CHALLENGE: Copy out every line from the one containing "Decompose this screenshot" down to the one containing "chart-title: Default Distribution", both included. Leave out the picture.

* start STORED DATA *

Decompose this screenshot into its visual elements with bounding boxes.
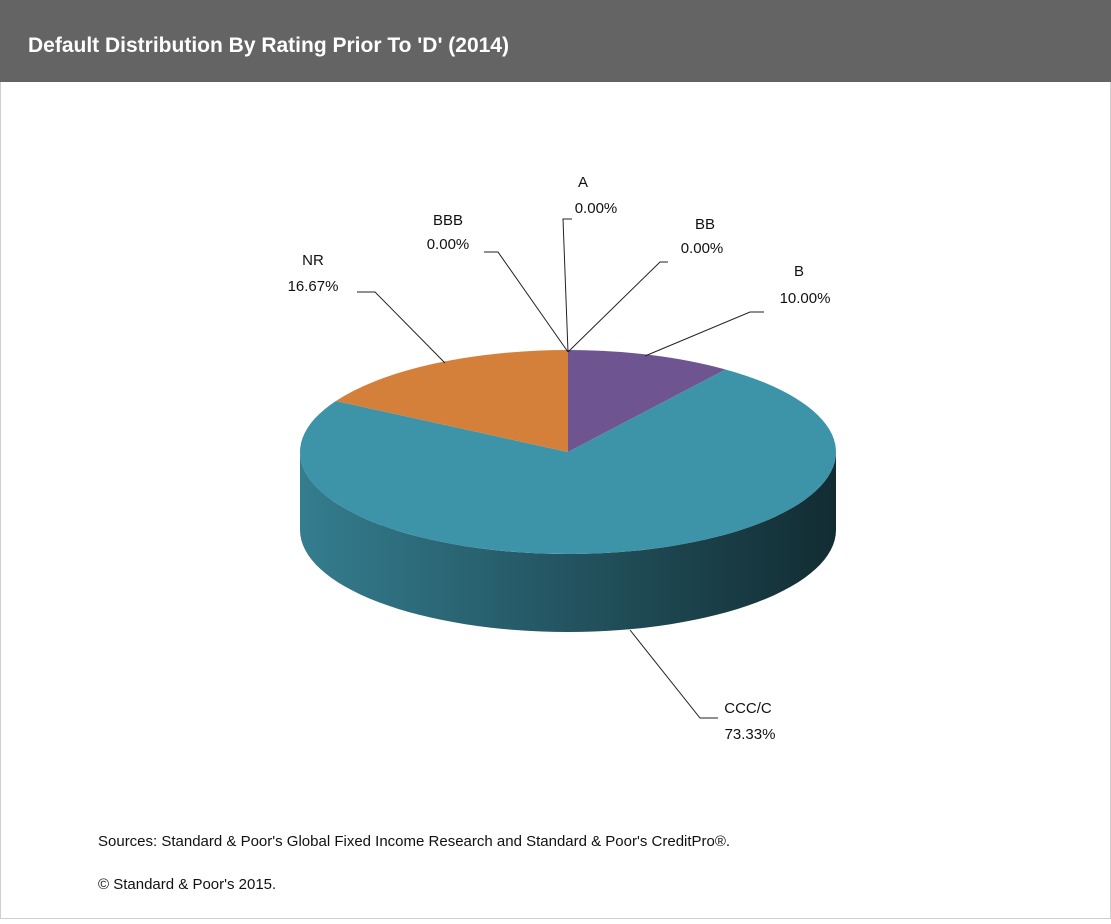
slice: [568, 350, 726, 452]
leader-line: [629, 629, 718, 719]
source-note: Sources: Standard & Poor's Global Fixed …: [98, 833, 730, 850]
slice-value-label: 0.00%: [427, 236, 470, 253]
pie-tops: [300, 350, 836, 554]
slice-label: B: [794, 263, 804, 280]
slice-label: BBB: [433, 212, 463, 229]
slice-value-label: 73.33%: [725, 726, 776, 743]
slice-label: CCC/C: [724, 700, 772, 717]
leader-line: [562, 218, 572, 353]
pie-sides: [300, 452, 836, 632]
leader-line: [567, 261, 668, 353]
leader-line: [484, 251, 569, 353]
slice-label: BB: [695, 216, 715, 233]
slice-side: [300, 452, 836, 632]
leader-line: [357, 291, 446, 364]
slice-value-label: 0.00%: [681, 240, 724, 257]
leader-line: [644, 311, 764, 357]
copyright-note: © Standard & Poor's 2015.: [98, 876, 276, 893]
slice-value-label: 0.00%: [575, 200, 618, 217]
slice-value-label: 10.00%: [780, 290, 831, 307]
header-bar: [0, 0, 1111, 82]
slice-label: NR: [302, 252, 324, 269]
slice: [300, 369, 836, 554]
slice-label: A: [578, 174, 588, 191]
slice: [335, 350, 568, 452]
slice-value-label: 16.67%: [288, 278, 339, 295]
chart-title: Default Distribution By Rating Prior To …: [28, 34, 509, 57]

* end STORED DATA *
* start STORED DATA *

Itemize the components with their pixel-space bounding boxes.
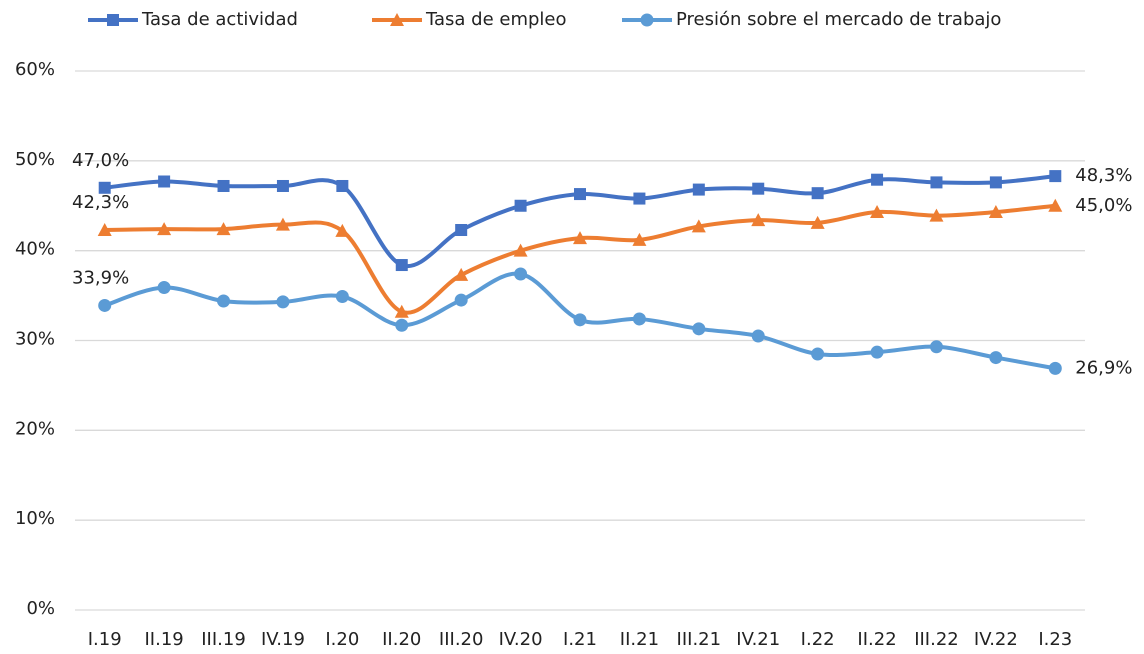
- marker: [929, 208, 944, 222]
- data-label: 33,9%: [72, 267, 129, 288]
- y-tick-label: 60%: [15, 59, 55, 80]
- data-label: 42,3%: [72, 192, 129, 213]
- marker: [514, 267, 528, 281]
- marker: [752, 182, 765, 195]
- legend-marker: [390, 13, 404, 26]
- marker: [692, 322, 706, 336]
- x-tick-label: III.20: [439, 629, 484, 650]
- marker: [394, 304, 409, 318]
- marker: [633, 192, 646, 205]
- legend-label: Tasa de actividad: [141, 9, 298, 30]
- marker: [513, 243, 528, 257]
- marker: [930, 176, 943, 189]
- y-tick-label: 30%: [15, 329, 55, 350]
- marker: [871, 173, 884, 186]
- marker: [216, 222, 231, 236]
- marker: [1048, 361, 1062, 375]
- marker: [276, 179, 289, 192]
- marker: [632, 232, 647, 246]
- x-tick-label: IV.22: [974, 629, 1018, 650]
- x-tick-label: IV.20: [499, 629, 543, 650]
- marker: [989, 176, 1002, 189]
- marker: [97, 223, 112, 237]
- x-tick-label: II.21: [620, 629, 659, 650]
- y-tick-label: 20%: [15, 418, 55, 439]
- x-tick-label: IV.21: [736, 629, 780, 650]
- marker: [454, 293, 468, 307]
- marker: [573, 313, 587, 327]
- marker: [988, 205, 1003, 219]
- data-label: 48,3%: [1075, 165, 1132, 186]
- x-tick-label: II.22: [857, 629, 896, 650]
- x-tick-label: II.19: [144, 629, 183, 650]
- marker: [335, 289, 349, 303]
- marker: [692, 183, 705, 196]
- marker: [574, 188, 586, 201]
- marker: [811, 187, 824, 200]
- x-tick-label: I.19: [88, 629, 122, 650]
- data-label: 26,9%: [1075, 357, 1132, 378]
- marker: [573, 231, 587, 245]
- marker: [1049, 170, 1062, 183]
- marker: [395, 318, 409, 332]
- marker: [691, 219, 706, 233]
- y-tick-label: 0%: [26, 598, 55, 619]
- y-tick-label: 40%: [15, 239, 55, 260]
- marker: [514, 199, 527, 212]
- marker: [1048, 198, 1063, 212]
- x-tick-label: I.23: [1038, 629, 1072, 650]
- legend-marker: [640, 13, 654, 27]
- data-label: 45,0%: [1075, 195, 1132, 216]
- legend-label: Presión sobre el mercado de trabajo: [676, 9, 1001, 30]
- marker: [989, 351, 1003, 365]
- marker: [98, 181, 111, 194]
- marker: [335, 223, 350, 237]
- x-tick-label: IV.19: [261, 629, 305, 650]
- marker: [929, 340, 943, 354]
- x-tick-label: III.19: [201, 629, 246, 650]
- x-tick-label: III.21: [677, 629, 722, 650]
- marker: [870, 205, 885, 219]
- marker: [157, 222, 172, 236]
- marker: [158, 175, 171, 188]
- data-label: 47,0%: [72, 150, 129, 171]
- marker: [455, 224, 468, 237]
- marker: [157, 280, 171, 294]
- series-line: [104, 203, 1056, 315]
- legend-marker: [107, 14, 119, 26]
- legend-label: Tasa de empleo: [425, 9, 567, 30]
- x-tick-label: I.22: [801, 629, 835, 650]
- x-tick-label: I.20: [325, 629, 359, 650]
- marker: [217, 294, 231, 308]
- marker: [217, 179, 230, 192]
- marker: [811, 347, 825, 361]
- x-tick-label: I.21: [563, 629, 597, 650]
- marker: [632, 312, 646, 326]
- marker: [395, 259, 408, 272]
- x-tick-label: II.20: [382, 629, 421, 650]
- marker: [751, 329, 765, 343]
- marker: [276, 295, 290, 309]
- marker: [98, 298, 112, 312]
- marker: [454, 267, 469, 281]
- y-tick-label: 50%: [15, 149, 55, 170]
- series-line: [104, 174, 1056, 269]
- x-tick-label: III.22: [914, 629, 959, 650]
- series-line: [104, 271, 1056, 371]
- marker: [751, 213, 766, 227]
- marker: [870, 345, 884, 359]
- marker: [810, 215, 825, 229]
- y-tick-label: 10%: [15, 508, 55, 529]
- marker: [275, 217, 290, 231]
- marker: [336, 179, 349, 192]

* end STORED DATA *

SOLUTION FOR THIS PROBLEM:
Decompose this screenshot into its visual elements with bounding boxes.
slice: [568, 350, 726, 452]
leader-line: [629, 629, 718, 719]
source-note: Sources: Standard & Poor's Global Fixed …: [98, 833, 730, 850]
slice-value-label: 0.00%: [427, 236, 470, 253]
pie-tops: [300, 350, 836, 554]
slice-label: B: [794, 263, 804, 280]
slice-label: BBB: [433, 212, 463, 229]
slice-value-label: 73.33%: [725, 726, 776, 743]
slice-label: CCC/C: [724, 700, 772, 717]
leader-line: [562, 218, 572, 353]
pie-sides: [300, 452, 836, 632]
leader-line: [567, 261, 668, 353]
leader-line: [484, 251, 569, 353]
slice-label: BB: [695, 216, 715, 233]
slice-side: [300, 452, 836, 632]
leader-line: [357, 291, 446, 364]
slice-value-label: 0.00%: [681, 240, 724, 257]
leader-line: [644, 311, 764, 357]
copyright-note: © Standard & Poor's 2015.: [98, 876, 276, 893]
slice-value-label: 0.00%: [575, 200, 618, 217]
slice-value-label: 10.00%: [780, 290, 831, 307]
header-bar: [0, 0, 1111, 82]
slice-label: NR: [302, 252, 324, 269]
slice: [300, 369, 836, 554]
slice-label: A: [578, 174, 588, 191]
slice: [335, 350, 568, 452]
slice-value-label: 16.67%: [288, 278, 339, 295]
chart-title: Default Distribution By Rating Prior To …: [28, 34, 509, 57]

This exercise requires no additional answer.